_Collected data entries_:
------------------------------------

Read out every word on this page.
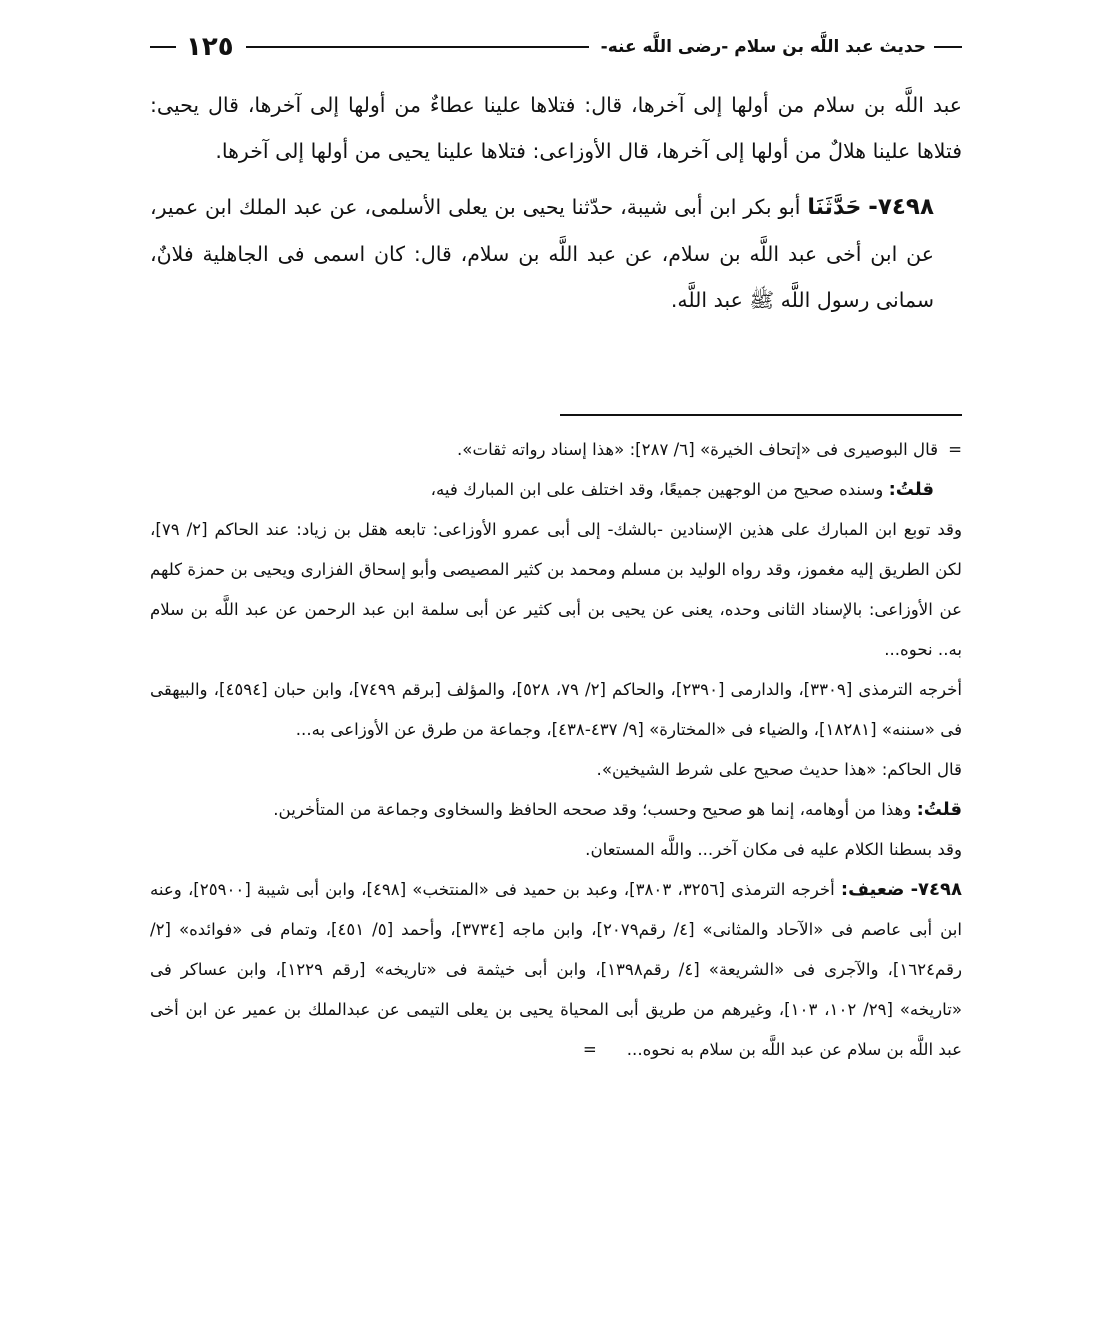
حديث عبد اللَّه بن سلام -رضى اللَّه عنه-
١٢٥

عبد اللَّه بن سلام من أولها إلى آخرها، قال: فتلاها علينا عطاءٌ من أولها إلى آخرها، قال يحيى: فتلاها علينا هلالٌ من أولها إلى آخرها، قال الأوزاعى: فتلاها علينا يحيى من أولها إلى آخرها.

٧٤٩٨- حَدَّثَنَا أبو بكر ابن أبى شيبة، حدّثنا يحيى بن يعلى الأسلمى، عن عبد الملك ابن عمير، عن ابن أخى عبد اللَّه بن سلام، عن عبد اللَّه بن سلام، قال: كان اسمى فى الجاهلية فلانٌ، سمانى رسول اللَّه ﷺ عبد اللَّه.

=قال البوصيرى فى «إتحاف الخيرة» [٦/ ٢٨٧]: «هذا إسناد رواته ثقات».

قلتُ: وسنده صحيح من الوجهين جميعًا، وقد اختلف على ابن المبارك فيه،

وقد توبع ابن المبارك على هذين الإسنادين -بالشك- إلى أبى عمرو الأوزاعى: تابعه هقل بن زياد: عند الحاكم [٢/ ٧٩]، لكن الطريق إليه مغموز، وقد رواه الوليد بن مسلم ومحمد بن كثير المصيصى وأبو إسحاق الفزارى ويحيى بن حمزة كلهم عن الأوزاعى: بالإسناد الثانى وحده، يعنى عن يحيى بن أبى كثير عن أبى سلمة ابن عبد الرحمن عن عبد اللَّه بن سلام به.. نحوه...

أخرجه الترمذى [٣٣٠٩]، والدارمى [٢٣٩٠]، والحاكم [٢/ ٧٩، ٥٢٨]، والمؤلف [برقم ٧٤٩٩]، وابن حبان [٤٥٩٤]، والبيهقى فى «سننه» [١٨٢٨١]، والضياء فى «المختارة» [٩/ ٤٣٧-٤٣٨]، وجماعة من طرق عن الأوزاعى به...

قال الحاكم: «هذا حديث صحيح على شرط الشيخين».

قلتُ: وهذا من أوهامه، إنما هو صحيح وحسب؛ وقد صححه الحافظ والسخاوى وجماعة من المتأخرين.

وقد بسطنا الكلام عليه فى مكان آخر... واللَّه المستعان.

٧٤٩٨- ضعيف: أخرجه الترمذى [٣٢٥٦، ٣٨٠٣]، وعبد بن حميد فى «المنتخب» [٤٩٨]، وابن أبى شيبة [٢٥٩٠٠]، وعنه ابن أبى عاصم فى «الآحاد والمثانى» [٤/ رقم٢٠٧٩]، وابن ماجه [٣٧٣٤]، وأحمد [٥/ ٤٥١]، وتمام فى «فوائده» [٢/ رقم١٦٢٤]، والآجرى فى «الشريعة» [٤/ رقم١٣٩٨]، وابن أبى خيثمة فى «تاريخه» [رقم ١٢٢٩]، وابن عساكر فى «تاريخه» [٢٩/ ١٠٢، ١٠٣]، وغيرهم من طريق أبى المحياة يحيى بن يعلى التيمى عن عبدالملك بن عمير عن ابن أخى عبد اللَّه بن سلام عن عبد اللَّه بن سلام به نحوه...=
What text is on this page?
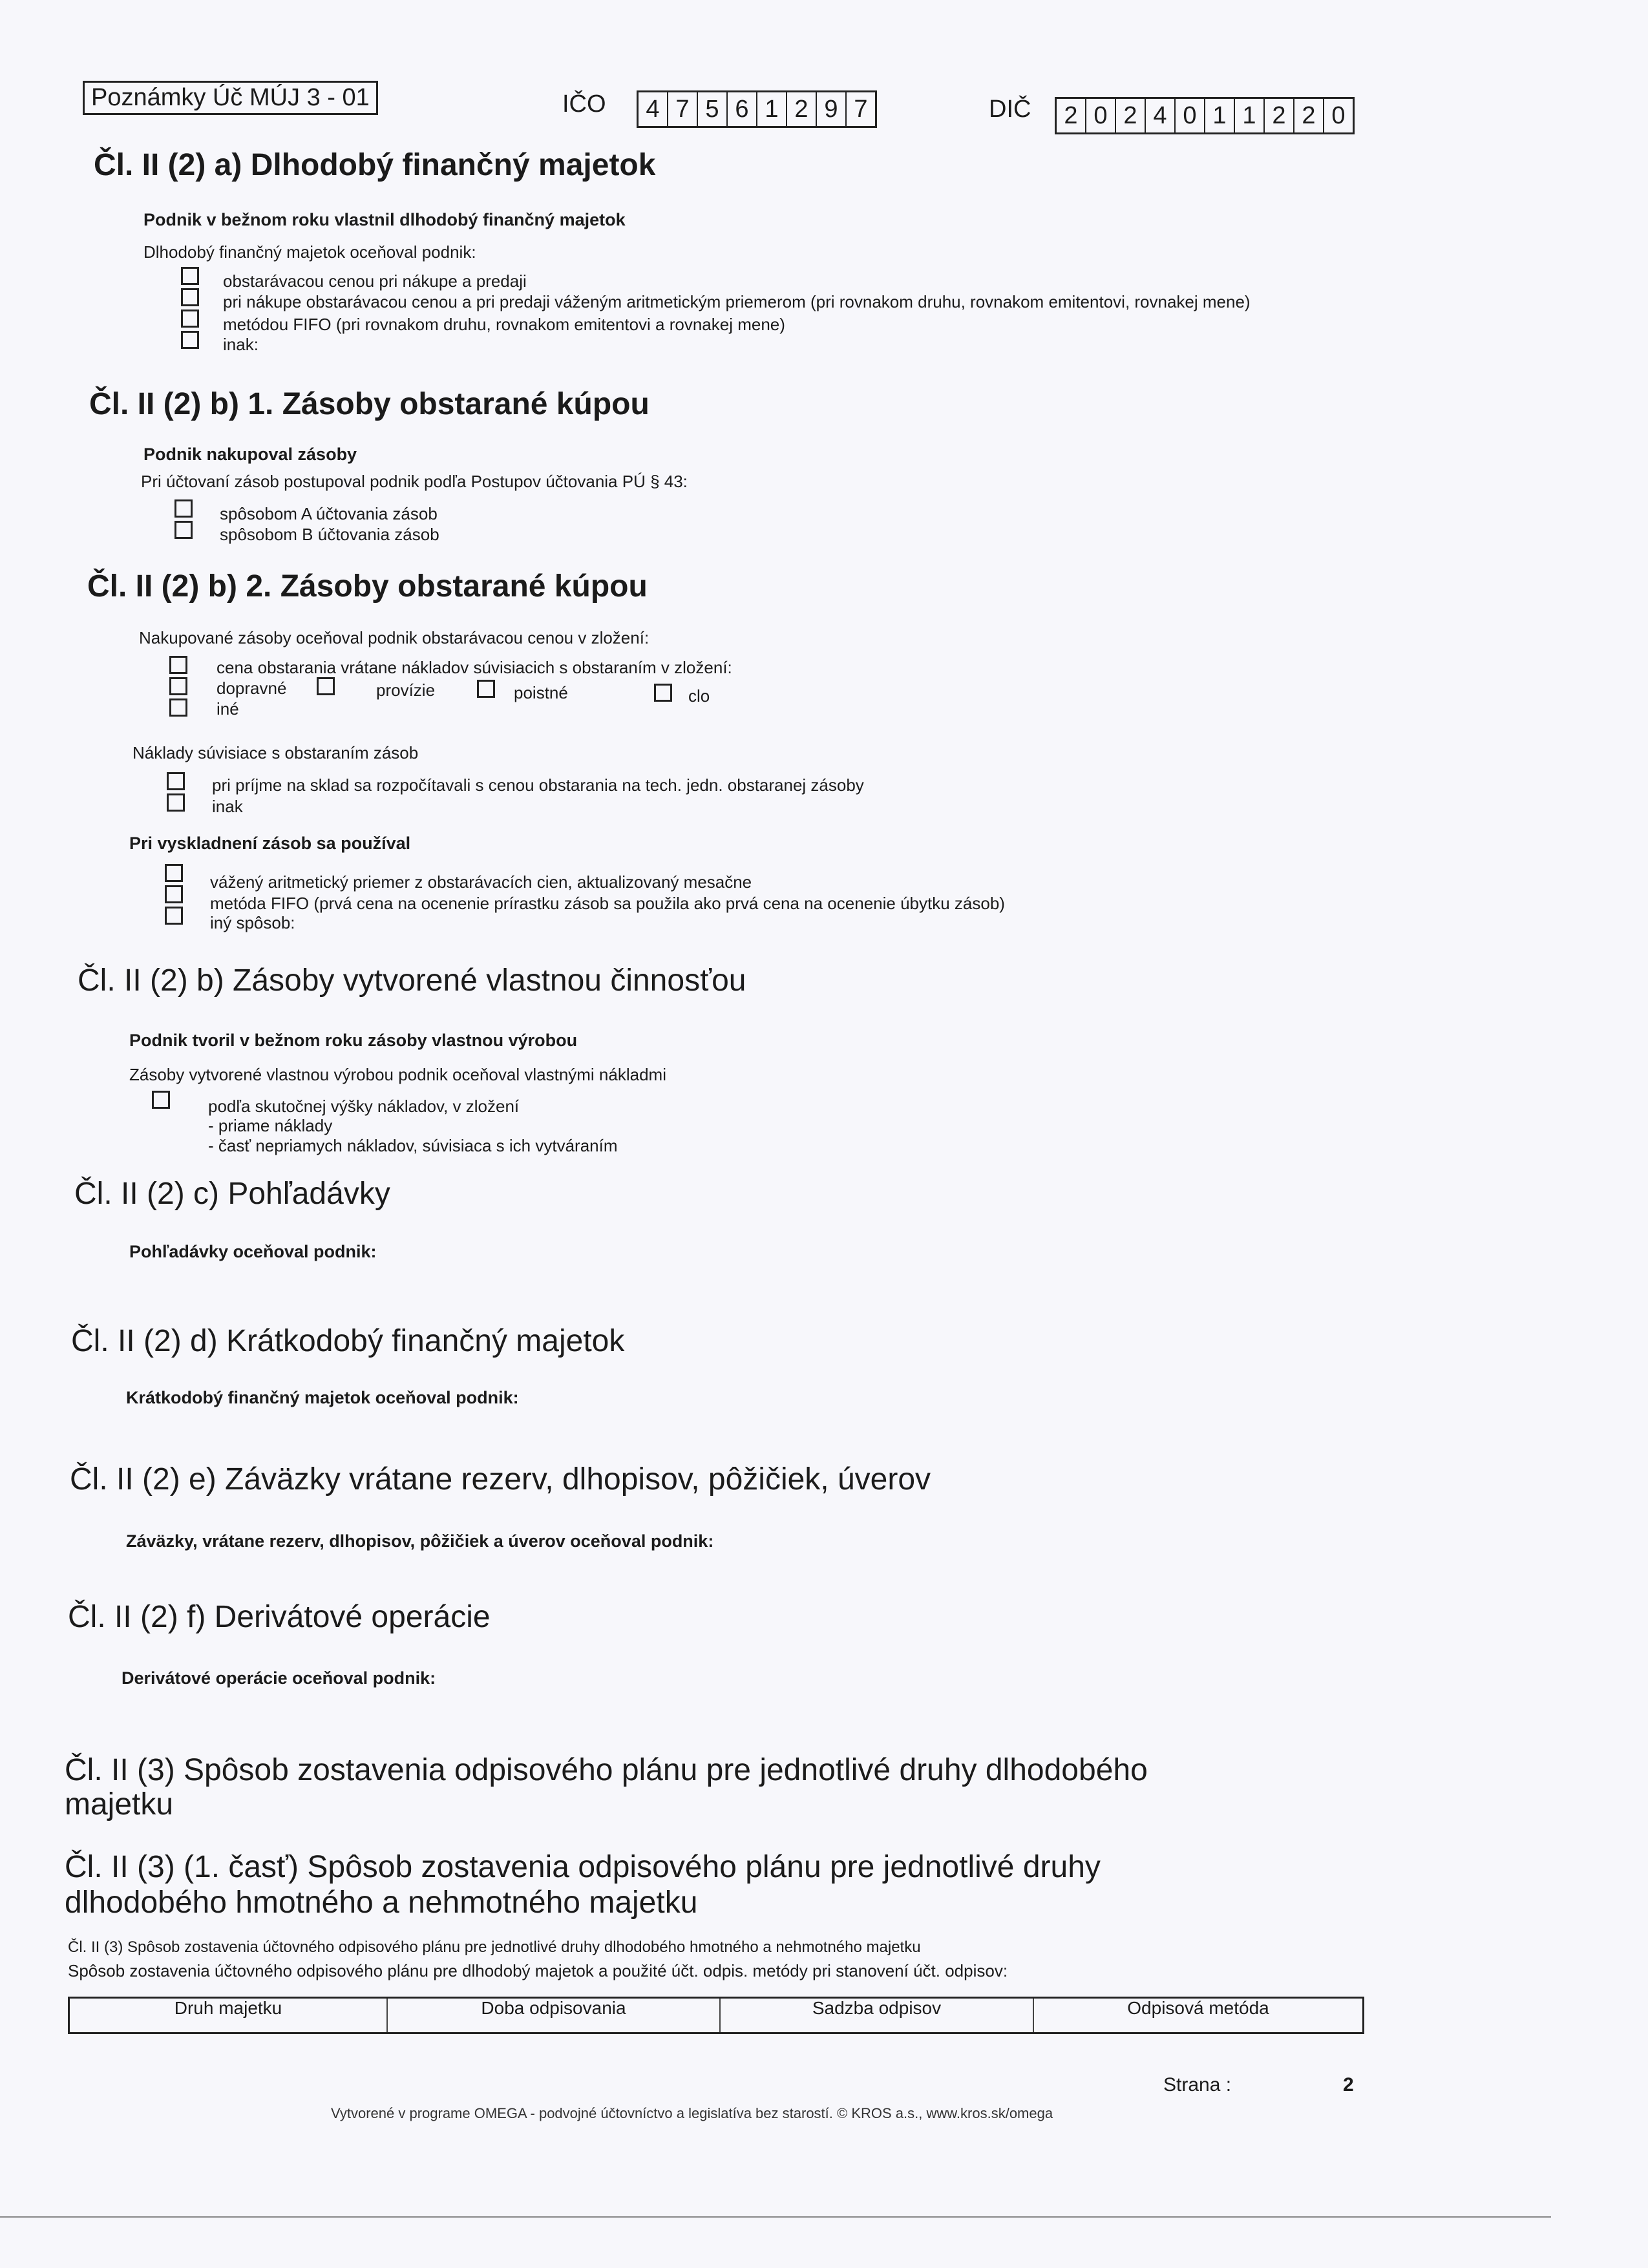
Poznámky Úč MÚJ 3 - 01	IČO	4 7 5 6 1 2 9 7	DIČ	2 0 2 4 0 1 1 2 2 0
Čl. II (2) a) Dlhodobý finančný majetok
Podnik v bežnom roku vlastnil dlhodobý finančný majetok
Dlhodobý finančný majetok oceňoval podnik:
obstarávacou cenou pri nákupe a predaji
pri nákupe obstarávacou cenou a pri predaji váženým aritmetickým priemerom (pri rovnakom druhu, rovnakom emitentovi, rovnakej mene)
metódou FIFO (pri rovnakom druhu, rovnakom emitentovi a rovnakej mene)
inak:
Čl. II (2) b) 1. Zásoby obstarané kúpou
Podnik nakupoval zásoby
Pri účtovaní zásob postupoval podnik podľa Postupov účtovania PÚ § 43:
spôsobom A účtovania zásob
spôsobom B účtovania zásob
Čl. II (2) b) 2. Zásoby obstarané kúpou
Nakupované zásoby oceňoval podnik obstarávacou cenou v zložení:
cena obstarania vrátane nákladov súvisiacich s obstaraním v zložení:
dopravné	provízie	poistné	clo
iné
Náklady súvisiace s obstaraním zásob
pri príjme na sklad sa rozpočítavali s cenou obstarania na tech. jedn. obstaranej zásoby
inak
Pri vyskladnení zásob sa používal
vážený aritmetický priemer z obstarávacích cien, aktualizovaný mesačne
metóda FIFO (prvá cena na ocenenie prírastku zásob sa použila ako prvá cena na ocenenie úbytku zásob)
iný spôsob:
Čl. II (2) b) Zásoby vytvorené vlastnou činnosťou
Podnik tvoril v bežnom roku zásoby vlastnou výrobou
Zásoby vytvorené vlastnou výrobou podnik oceňoval vlastnými nákladmi
podľa skutočnej výšky nákladov, v zložení
- priame náklady
- časť nepriamych nákladov, súvisiaca s ich vytváraním
Čl. II (2) c) Pohľadávky
Pohľadávky oceňoval podnik:
Čl. II (2) d) Krátkodobý finančný majetok
Krátkodobý finančný majetok oceňoval podnik:
Čl. II (2) e) Záväzky vrátane rezerv, dlhopisov, pôžičiek, úverov
Záväzky, vrátane rezerv, dlhopisov, pôžičiek a úverov oceňoval podnik:
Čl. II (2) f) Derivátové operácie
Derivátové operácie oceňoval podnik:
Čl. II (3) Spôsob zostavenia odpisového plánu pre jednotlivé druhy dlhodobého
majetku
Čl. II (3) (1. časť) Spôsob zostavenia odpisového plánu pre jednotlivé druhy
dlhodobého hmotného a nehmotného majetku
Čl. II (3) Spôsob zostavenia účtovného odpisového plánu pre jednotlivé druhy dlhodobého hmotného a nehmotného majetku
Spôsob zostavenia účtovného odpisového plánu pre dlhodobý majetok a použité účt. odpis. metódy pri stanovení účt. odpisov:
Druh majetku	Doba odpisovania	Sadzba odpisov	Odpisová metóda
Strana :	2
Vytvorené v programe OMEGA - podvojné účtovníctvo a legislatíva bez starostí. © KROS a.s., www.kros.sk/omega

------------------------------------

_YOUR GOAL_:
Repeat all of the entries word for word, but omit the pictures.

_REPLY_:
Read out every word on this page.
حديث عبد اللَّه بن سلام -رضى اللَّه عنه-
١٢٥

عبد اللَّه بن سلام من أولها إلى آخرها، قال: فتلاها علينا عطاءٌ من أولها إلى آخرها، قال يحيى: فتلاها علينا هلالٌ من أولها إلى آخرها، قال الأوزاعى: فتلاها علينا يحيى من أولها إلى آخرها.

٧٤٩٨- حَدَّثَنَا أبو بكر ابن أبى شيبة، حدّثنا يحيى بن يعلى الأسلمى، عن عبد الملك ابن عمير، عن ابن أخى عبد اللَّه بن سلام، عن عبد اللَّه بن سلام، قال: كان اسمى فى الجاهلية فلانٌ، سمانى رسول اللَّه ﷺ عبد اللَّه.

=قال البوصيرى فى «إتحاف الخيرة» [٦/ ٢٨٧]: «هذا إسناد رواته ثقات».

قلتُ: وسنده صحيح من الوجهين جميعًا، وقد اختلف على ابن المبارك فيه،

وقد توبع ابن المبارك على هذين الإسنادين -بالشك- إلى أبى عمرو الأوزاعى: تابعه هقل بن زياد: عند الحاكم [٢/ ٧٩]، لكن الطريق إليه مغموز، وقد رواه الوليد بن مسلم ومحمد بن كثير المصيصى وأبو إسحاق الفزارى ويحيى بن حمزة كلهم عن الأوزاعى: بالإسناد الثانى وحده، يعنى عن يحيى بن أبى كثير عن أبى سلمة ابن عبد الرحمن عن عبد اللَّه بن سلام به.. نحوه...

أخرجه الترمذى [٣٣٠٩]، والدارمى [٢٣٩٠]، والحاكم [٢/ ٧٩، ٥٢٨]، والمؤلف [برقم ٧٤٩٩]، وابن حبان [٤٥٩٤]، والبيهقى فى «سننه» [١٨٢٨١]، والضياء فى «المختارة» [٩/ ٤٣٧-٤٣٨]، وجماعة من طرق عن الأوزاعى به...

قال الحاكم: «هذا حديث صحيح على شرط الشيخين».

قلتُ: وهذا من أوهامه، إنما هو صحيح وحسب؛ وقد صححه الحافظ والسخاوى وجماعة من المتأخرين.

وقد بسطنا الكلام عليه فى مكان آخر... واللَّه المستعان.

٧٤٩٨- ضعيف: أخرجه الترمذى [٣٢٥٦، ٣٨٠٣]، وعبد بن حميد فى «المنتخب» [٤٩٨]، وابن أبى شيبة [٢٥٩٠٠]، وعنه ابن أبى عاصم فى «الآحاد والمثانى» [٤/ رقم٢٠٧٩]، وابن ماجه [٣٧٣٤]، وأحمد [٥/ ٤٥١]، وتمام فى «فوائده» [٢/ رقم١٦٢٤]، والآجرى فى «الشريعة» [٤/ رقم١٣٩٨]، وابن أبى خيثمة فى «تاريخه» [رقم ١٢٢٩]، وابن عساكر فى «تاريخه» [٢٩/ ١٠٢، ١٠٣]، وغيرهم من طريق أبى المحياة يحيى بن يعلى التيمى عن عبدالملك بن عمير عن ابن أخى عبد اللَّه بن سلام عن عبد اللَّه بن سلام به نحوه...=
What text is on this page?
Poznámky Úč MÚJ 3 - 01	IČO	4 7 5 6 1 2 9 7	DIČ	2 0 2 4 0 1 1 2 2 0
Čl. II (2) a) Dlhodobý finančný majetok
Podnik v bežnom roku vlastnil dlhodobý finančný majetok
Dlhodobý finančný majetok oceňoval podnik:
obstarávacou cenou pri nákupe a predaji
pri nákupe obstarávacou cenou a pri predaji váženým aritmetickým priemerom (pri rovnakom druhu, rovnakom emitentovi, rovnakej mene)
metódou FIFO (pri rovnakom druhu, rovnakom emitentovi a rovnakej mene)
inak:
Čl. II (2) b) 1. Zásoby obstarané kúpou
Podnik nakupoval zásoby
Pri účtovaní zásob postupoval podnik podľa Postupov účtovania PÚ § 43:
spôsobom A účtovania zásob
spôsobom B účtovania zásob
Čl. II (2) b) 2. Zásoby obstarané kúpou
Nakupované zásoby oceňoval podnik obstarávacou cenou v zložení:
cena obstarania vrátane nákladov súvisiacich s obstaraním v zložení:
dopravné	provízie	poistné	clo
iné
Náklady súvisiace s obstaraním zásob
pri príjme na sklad sa rozpočítavali s cenou obstarania na tech. jedn. obstaranej zásoby
inak
Pri vyskladnení zásob sa používal
vážený aritmetický priemer z obstarávacích cien, aktualizovaný mesačne
metóda FIFO (prvá cena na ocenenie prírastku zásob sa použila ako prvá cena na ocenenie úbytku zásob)
iný spôsob:
Čl. II (2) b) Zásoby vytvorené vlastnou činnosťou
Podnik tvoril v bežnom roku zásoby vlastnou výrobou
Zásoby vytvorené vlastnou výrobou podnik oceňoval vlastnými nákladmi
podľa skutočnej výšky nákladov, v zložení
- priame náklady
- časť nepriamych nákladov, súvisiaca s ich vytváraním
Čl. II (2) c) Pohľadávky
Pohľadávky oceňoval podnik:
Čl. II (2) d) Krátkodobý finančný majetok
Krátkodobý finančný majetok oceňoval podnik:
Čl. II (2) e) Záväzky vrátane rezerv, dlhopisov, pôžičiek, úverov
Záväzky, vrátane rezerv, dlhopisov, pôžičiek a úverov oceňoval podnik:
Čl. II (2) f) Derivátové operácie
Derivátové operácie oceňoval podnik:
Čl. II (3) Spôsob zostavenia odpisového plánu pre jednotlivé druhy dlhodobého
majetku
Čl. II (3) (1. časť) Spôsob zostavenia odpisového plánu pre jednotlivé druhy
dlhodobého hmotného a nehmotného majetku
Čl. II (3) Spôsob zostavenia účtovného odpisového plánu pre jednotlivé druhy dlhodobého hmotného a nehmotného majetku
Spôsob zostavenia účtovného odpisového plánu pre dlhodobý majetok a použité účt. odpis. metódy pri stanovení účt. odpisov:
Druh majetku	Doba odpisovania	Sadzba odpisov	Odpisová metóda
Strana :	2
Vytvorené v programe OMEGA - podvojné účtovníctvo a legislatíva bez starostí. © KROS a.s., www.kros.sk/omega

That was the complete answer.